_Material for the task:_
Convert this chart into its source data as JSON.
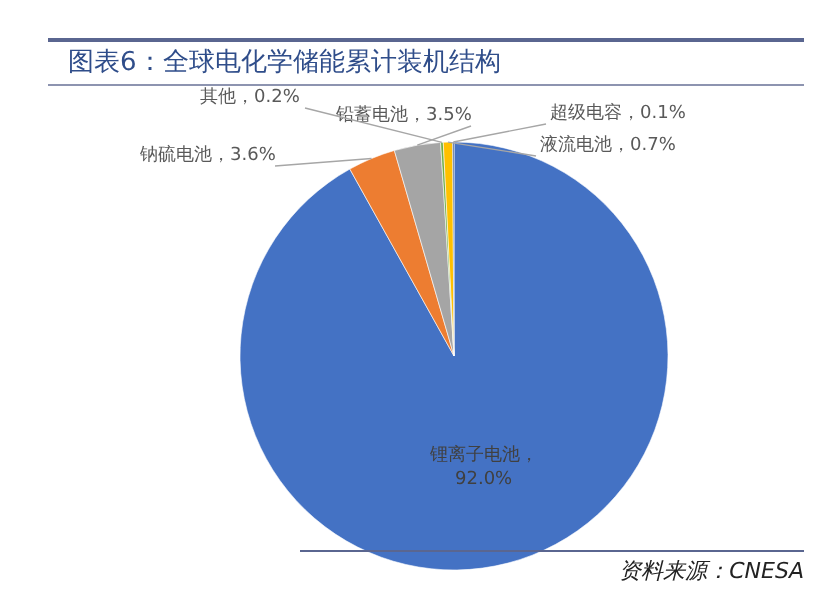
{
  "chart_data": {
    "type": "pie",
    "title": "图表6：全球电化学储能累计装机结构",
    "categories": [
      "锂离子电池",
      "钠硫电池",
      "铅蓄电池",
      "其他",
      "液流电池",
      "超级电容"
    ],
    "values": [
      92.0,
      3.6,
      3.5,
      0.2,
      0.7,
      0.1
    ],
    "colors": [
      "#4472c4",
      "#ed7d31",
      "#a5a5a5",
      "#70ad47",
      "#ffc000",
      "#264478"
    ],
    "value_labels": [
      "，92.0%",
      "，3.6%",
      "，3.5%",
      "，0.2%",
      "，0.7%",
      "，0.1%"
    ],
    "annotations": [
      "资料来源：CNESA"
    ],
    "legend": false
  }
}
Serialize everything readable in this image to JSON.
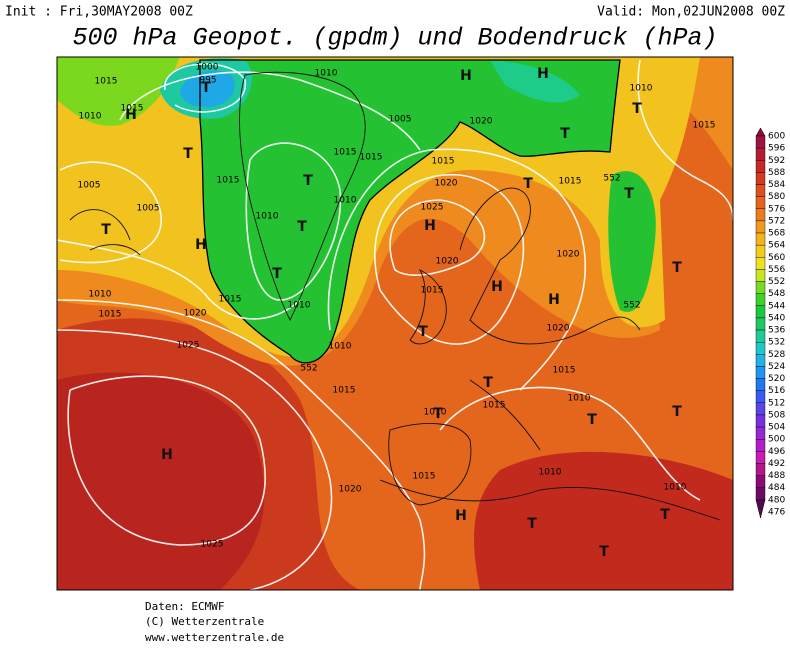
{
  "header": {
    "init": "Init : Fri,30MAY2008 00Z",
    "valid": "Valid: Mon,02JUN2008 00Z",
    "title": "500 hPa Geopot. (gpdm) und Bodendruck (hPa)"
  },
  "colorbar": {
    "ticks": [
      600,
      596,
      592,
      588,
      584,
      580,
      576,
      572,
      568,
      564,
      560,
      556,
      552,
      548,
      544,
      540,
      536,
      532,
      528,
      524,
      520,
      516,
      512,
      508,
      504,
      500,
      496,
      492,
      488,
      484,
      480,
      476
    ],
    "colors": [
      "#8c0a3c",
      "#a01440",
      "#b41e32",
      "#c82828",
      "#d23c1e",
      "#dc501e",
      "#e6641e",
      "#ee7a1e",
      "#f29a1e",
      "#f4b41e",
      "#f4cc1e",
      "#f0e01e",
      "#c8e61e",
      "#78dc1e",
      "#3cd228",
      "#1ec83c",
      "#1ec864",
      "#1ecc96",
      "#1ec8c8",
      "#1eb4e6",
      "#1e96f0",
      "#1e78f0",
      "#3c5af0",
      "#5a46e6",
      "#7832dc",
      "#9628d2",
      "#b41ec8",
      "#c81eb4",
      "#b4148c",
      "#8c0a78",
      "#6e0a64",
      "#500a50"
    ]
  },
  "map": {
    "labels": [
      "1000",
      "995",
      "1015",
      "1015",
      "1010",
      "1010",
      "1005",
      "1015",
      "1015",
      "1005",
      "1005",
      "1010",
      "1015",
      "1015",
      "1010",
      "1010",
      "1020",
      "1025",
      "1020",
      "1015",
      "1015",
      "1020",
      "1025",
      "1020",
      "1020",
      "1015",
      "1010",
      "1015",
      "1020",
      "1015",
      "1015",
      "1010",
      "1010",
      "1010",
      "1025",
      "1020",
      "1010",
      "552",
      "552",
      "552",
      "1010",
      "1015",
      "1010",
      "1015",
      "1015"
    ],
    "systems": [
      "H",
      "T",
      "H",
      "T",
      "T",
      "T",
      "H",
      "T",
      "H",
      "T",
      "T",
      "T",
      "H",
      "H",
      "H",
      "T",
      "T",
      "T",
      "T",
      "H",
      "T",
      "T",
      "T",
      "T",
      "T",
      "T",
      "T",
      "H"
    ]
  },
  "footer": [
    "Daten: ECMWF",
    "(C) Wetterzentrale",
    "www.wetterzentrale.de"
  ]
}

_The task:_
Every line above should be repeated exactly; pictures stay out of the copy.

_Right answer:_
Convert this chart into its source data as JSON.
{
  "chart_data": {
    "type": "pie",
    "title": "图表6：全球电化学储能累计装机结构",
    "categories": [
      "锂离子电池",
      "钠硫电池",
      "铅蓄电池",
      "其他",
      "液流电池",
      "超级电容"
    ],
    "values": [
      92.0,
      3.6,
      3.5,
      0.2,
      0.7,
      0.1
    ],
    "colors": [
      "#4472c4",
      "#ed7d31",
      "#a5a5a5",
      "#70ad47",
      "#ffc000",
      "#264478"
    ],
    "value_labels": [
      "，92.0%",
      "，3.6%",
      "，3.5%",
      "，0.2%",
      "，0.7%",
      "，0.1%"
    ],
    "annotations": [
      "资料来源：CNESA"
    ],
    "legend": false
  }
}
Serialize everything readable in this image to JSON.
{
  "header": {
    "init": "Init : Fri,30MAY2008 00Z",
    "valid": "Valid: Mon,02JUN2008 00Z",
    "title": "500 hPa Geopot. (gpdm) und Bodendruck (hPa)"
  },
  "colorbar": {
    "ticks": [
      600,
      596,
      592,
      588,
      584,
      580,
      576,
      572,
      568,
      564,
      560,
      556,
      552,
      548,
      544,
      540,
      536,
      532,
      528,
      524,
      520,
      516,
      512,
      508,
      504,
      500,
      496,
      492,
      488,
      484,
      480,
      476
    ],
    "colors": [
      "#8c0a3c",
      "#a01440",
      "#b41e32",
      "#c82828",
      "#d23c1e",
      "#dc501e",
      "#e6641e",
      "#ee7a1e",
      "#f29a1e",
      "#f4b41e",
      "#f4cc1e",
      "#f0e01e",
      "#c8e61e",
      "#78dc1e",
      "#3cd228",
      "#1ec83c",
      "#1ec864",
      "#1ecc96",
      "#1ec8c8",
      "#1eb4e6",
      "#1e96f0",
      "#1e78f0",
      "#3c5af0",
      "#5a46e6",
      "#7832dc",
      "#9628d2",
      "#b41ec8",
      "#c81eb4",
      "#b4148c",
      "#8c0a78",
      "#6e0a64",
      "#500a50"
    ]
  },
  "map": {
    "labels": [
      "1000",
      "995",
      "1015",
      "1015",
      "1010",
      "1010",
      "1005",
      "1015",
      "1015",
      "1005",
      "1005",
      "1010",
      "1015",
      "1015",
      "1010",
      "1010",
      "1020",
      "1025",
      "1020",
      "1015",
      "1015",
      "1020",
      "1025",
      "1020",
      "1020",
      "1015",
      "1010",
      "1015",
      "1020",
      "1015",
      "1015",
      "1010",
      "1010",
      "1010",
      "1025",
      "1020",
      "1010",
      "552",
      "552",
      "552",
      "1010",
      "1015",
      "1010",
      "1015",
      "1015"
    ],
    "systems": [
      "H",
      "T",
      "H",
      "T",
      "T",
      "T",
      "H",
      "T",
      "H",
      "T",
      "T",
      "T",
      "H",
      "H",
      "H",
      "T",
      "T",
      "T",
      "T",
      "H",
      "T",
      "T",
      "T",
      "T",
      "T",
      "T",
      "T",
      "H"
    ]
  },
  "footer": [
    "Daten: ECMWF",
    "(C) Wetterzentrale",
    "www.wetterzentrale.de"
  ]
}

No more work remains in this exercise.